*Goal:* In the data below, locate each line with the word "about" and list it.

*Task inputs:*
——————

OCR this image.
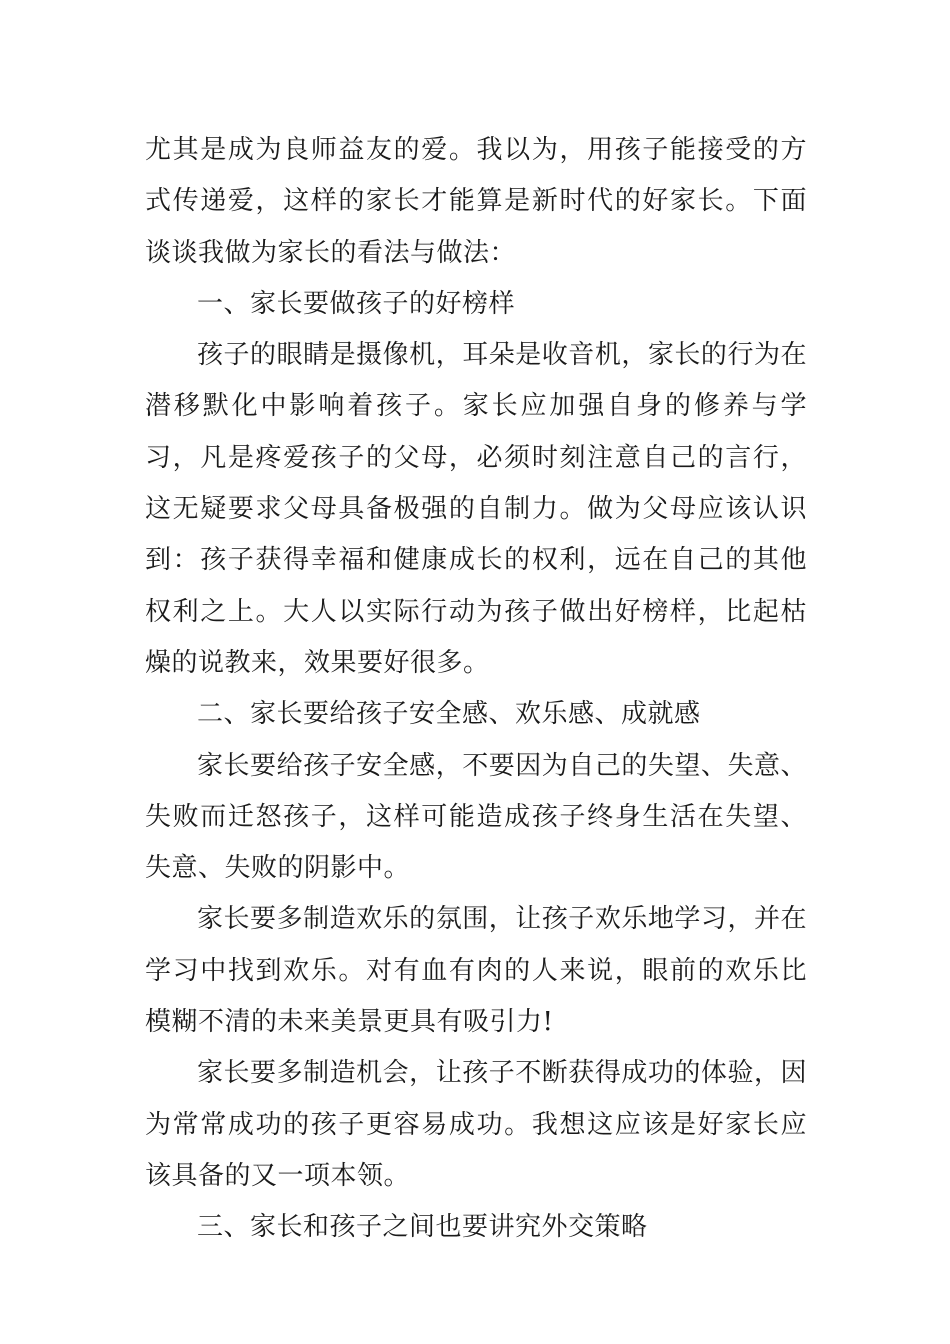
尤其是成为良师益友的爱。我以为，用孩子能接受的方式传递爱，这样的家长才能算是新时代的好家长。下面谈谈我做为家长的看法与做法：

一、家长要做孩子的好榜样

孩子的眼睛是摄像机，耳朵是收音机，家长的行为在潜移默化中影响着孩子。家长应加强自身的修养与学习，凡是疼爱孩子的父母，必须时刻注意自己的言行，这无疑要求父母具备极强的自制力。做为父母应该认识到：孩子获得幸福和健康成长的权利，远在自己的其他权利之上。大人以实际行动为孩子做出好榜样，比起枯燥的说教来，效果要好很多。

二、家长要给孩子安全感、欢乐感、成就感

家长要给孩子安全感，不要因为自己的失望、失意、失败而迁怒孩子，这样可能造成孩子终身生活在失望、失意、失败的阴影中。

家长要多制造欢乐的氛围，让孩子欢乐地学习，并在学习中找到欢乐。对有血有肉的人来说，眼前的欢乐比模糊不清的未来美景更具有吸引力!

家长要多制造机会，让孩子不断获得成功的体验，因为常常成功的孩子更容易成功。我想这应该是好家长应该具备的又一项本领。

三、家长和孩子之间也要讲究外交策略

——————

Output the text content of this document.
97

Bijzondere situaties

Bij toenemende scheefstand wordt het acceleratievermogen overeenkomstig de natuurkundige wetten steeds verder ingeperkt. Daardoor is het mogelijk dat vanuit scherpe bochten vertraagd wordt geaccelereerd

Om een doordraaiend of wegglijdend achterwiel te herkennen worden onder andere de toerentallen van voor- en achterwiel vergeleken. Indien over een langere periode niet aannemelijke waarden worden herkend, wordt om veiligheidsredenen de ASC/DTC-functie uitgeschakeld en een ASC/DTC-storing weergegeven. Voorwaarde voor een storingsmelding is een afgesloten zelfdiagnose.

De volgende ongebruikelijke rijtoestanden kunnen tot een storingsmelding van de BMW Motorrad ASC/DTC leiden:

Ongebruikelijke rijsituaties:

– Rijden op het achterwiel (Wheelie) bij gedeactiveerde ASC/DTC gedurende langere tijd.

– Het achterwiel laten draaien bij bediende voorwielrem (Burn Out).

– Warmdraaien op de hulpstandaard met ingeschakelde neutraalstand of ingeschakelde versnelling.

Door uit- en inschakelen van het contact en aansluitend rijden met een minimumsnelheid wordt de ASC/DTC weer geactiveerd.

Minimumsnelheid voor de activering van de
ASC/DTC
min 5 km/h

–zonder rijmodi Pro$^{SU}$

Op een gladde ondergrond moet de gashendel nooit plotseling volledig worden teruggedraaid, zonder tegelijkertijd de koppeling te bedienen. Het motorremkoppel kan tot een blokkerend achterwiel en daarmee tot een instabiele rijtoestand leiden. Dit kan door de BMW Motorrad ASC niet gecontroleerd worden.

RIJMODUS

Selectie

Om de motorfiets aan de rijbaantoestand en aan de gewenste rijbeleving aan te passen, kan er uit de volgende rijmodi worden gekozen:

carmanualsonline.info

——————

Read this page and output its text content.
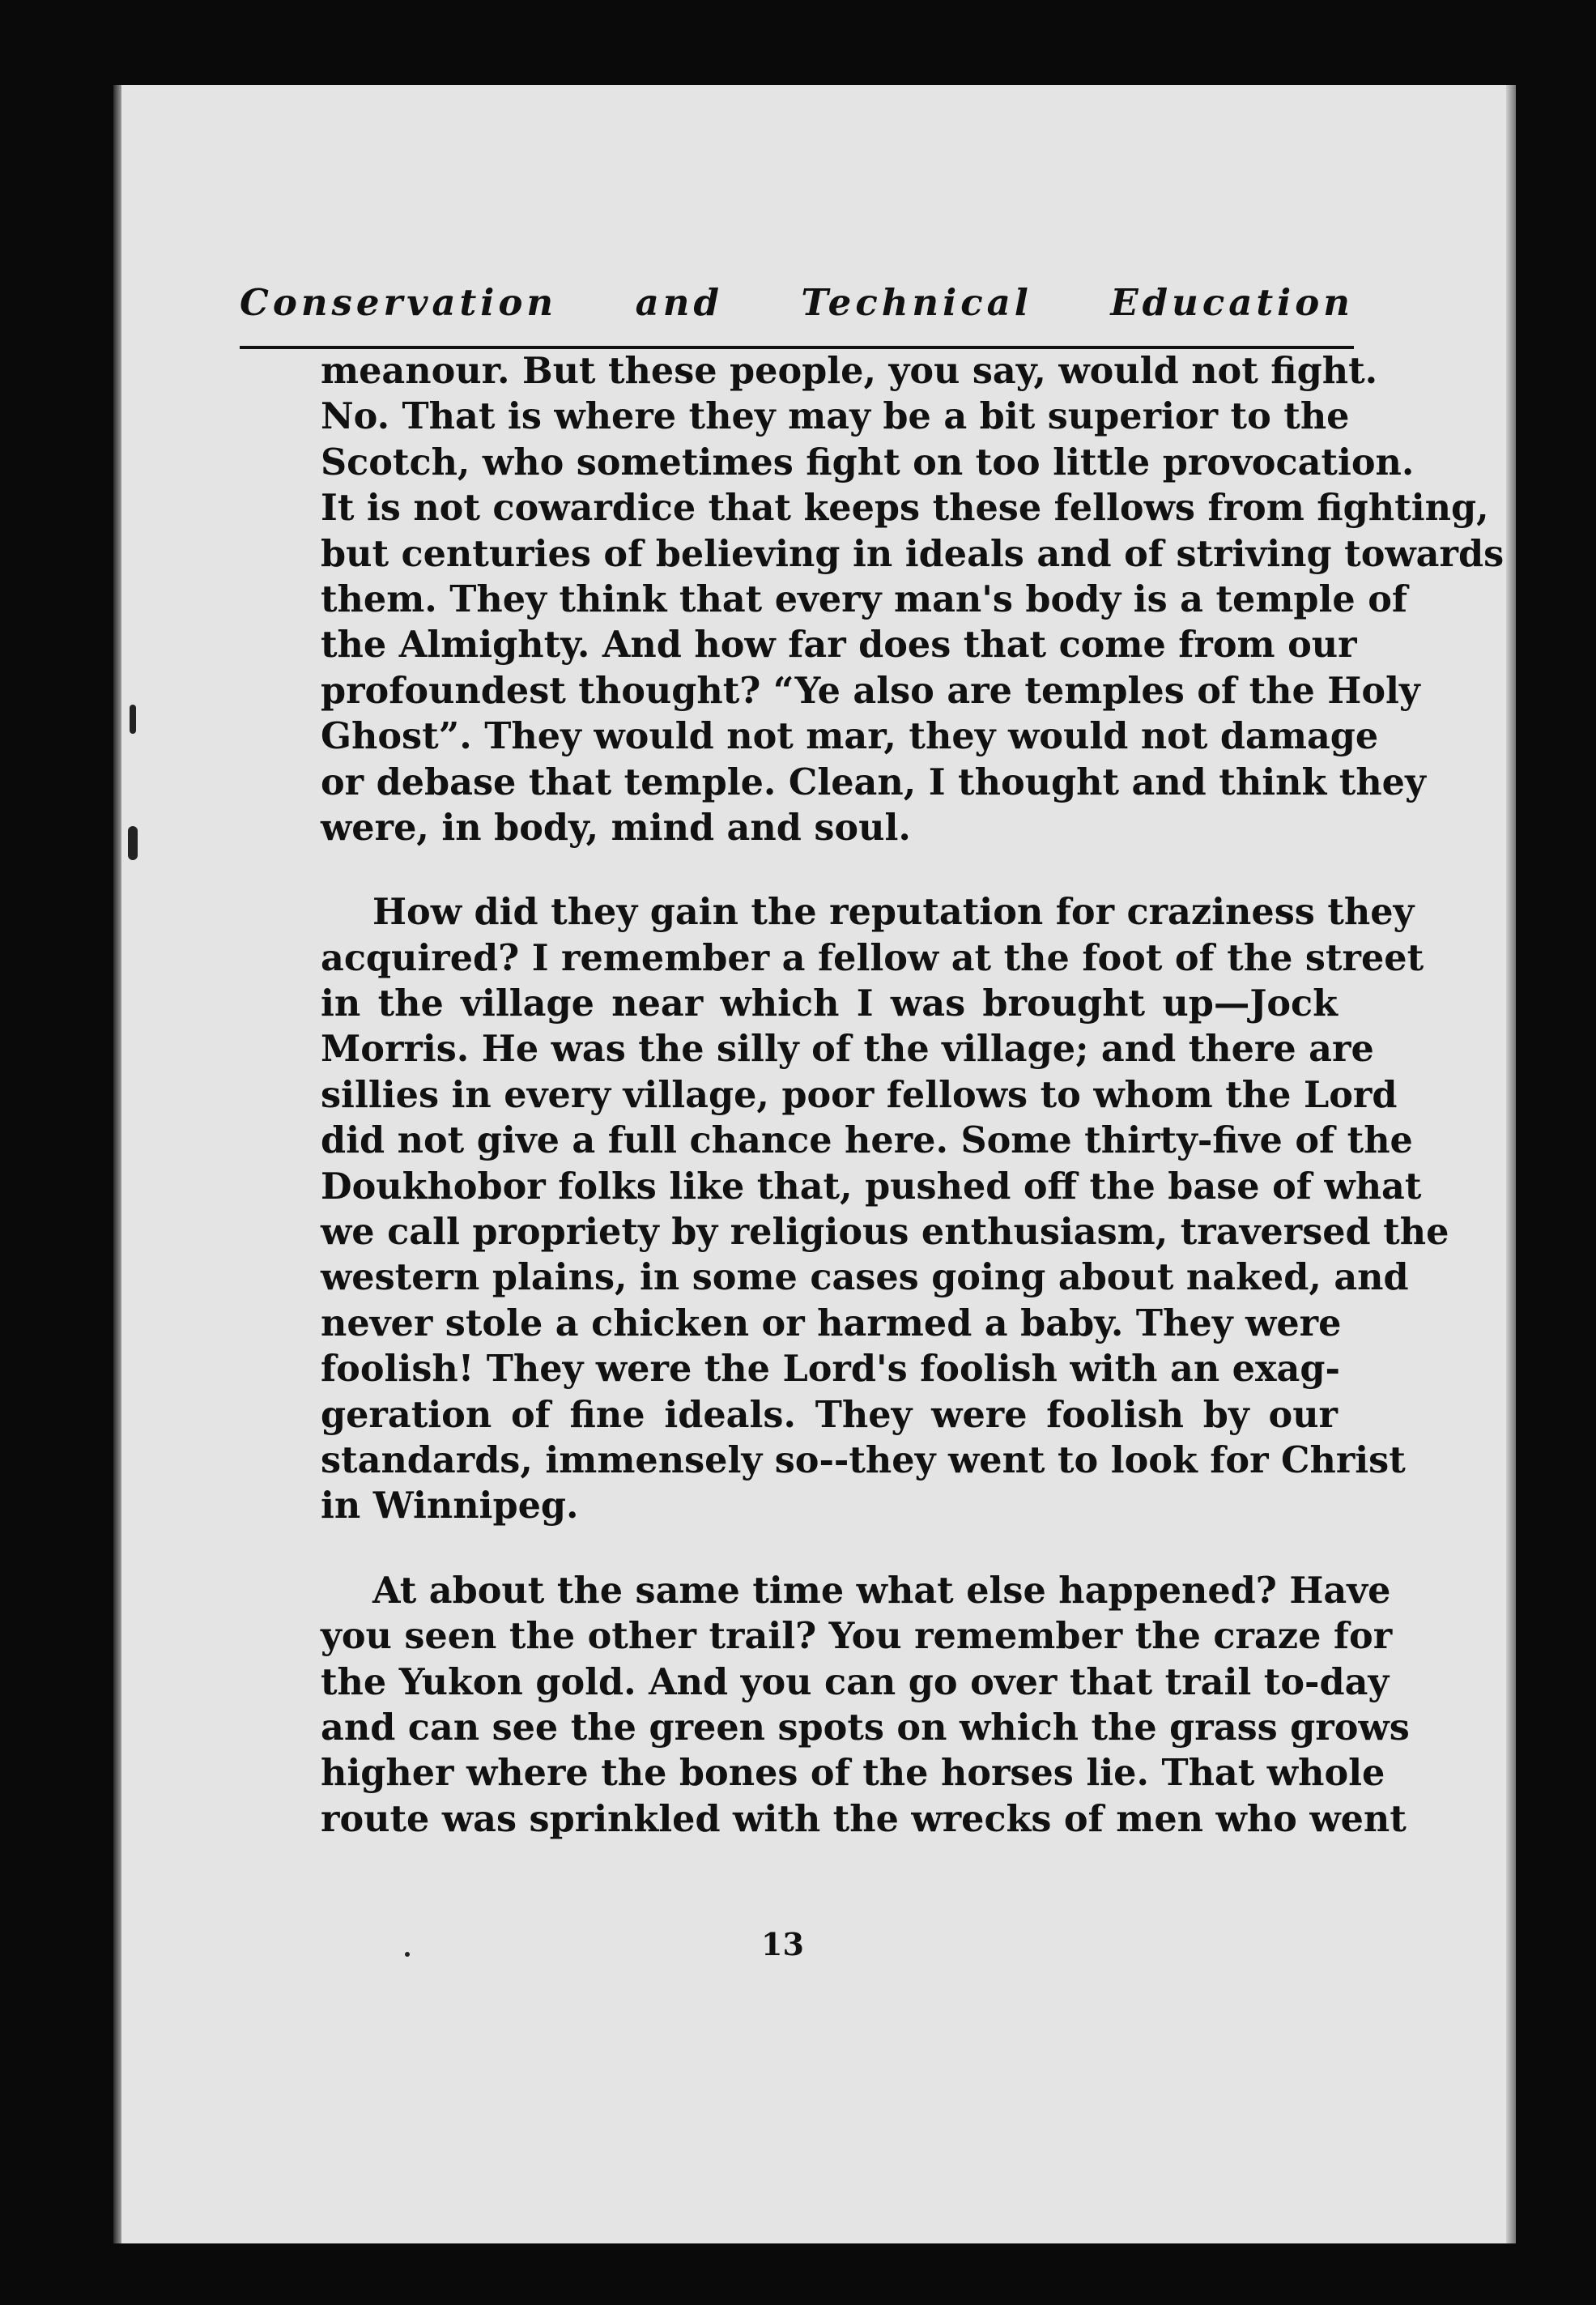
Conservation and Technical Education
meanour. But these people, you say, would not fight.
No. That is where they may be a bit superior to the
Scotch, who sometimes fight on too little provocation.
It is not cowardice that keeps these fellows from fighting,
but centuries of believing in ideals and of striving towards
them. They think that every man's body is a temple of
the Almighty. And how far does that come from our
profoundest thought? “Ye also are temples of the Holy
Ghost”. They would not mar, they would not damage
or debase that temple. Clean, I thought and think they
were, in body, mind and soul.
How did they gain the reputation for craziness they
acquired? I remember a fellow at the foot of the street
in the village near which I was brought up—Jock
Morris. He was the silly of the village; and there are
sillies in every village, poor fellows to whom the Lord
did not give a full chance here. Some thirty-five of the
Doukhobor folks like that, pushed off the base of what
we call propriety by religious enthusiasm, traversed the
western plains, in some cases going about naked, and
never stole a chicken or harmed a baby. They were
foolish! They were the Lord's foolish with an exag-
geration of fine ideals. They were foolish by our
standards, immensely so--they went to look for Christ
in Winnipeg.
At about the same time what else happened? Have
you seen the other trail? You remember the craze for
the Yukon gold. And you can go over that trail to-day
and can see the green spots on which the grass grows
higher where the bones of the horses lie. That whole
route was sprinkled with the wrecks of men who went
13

——————

*Task result:*
western plains, in some cases going about naked, and
At about the same time what else happened? Have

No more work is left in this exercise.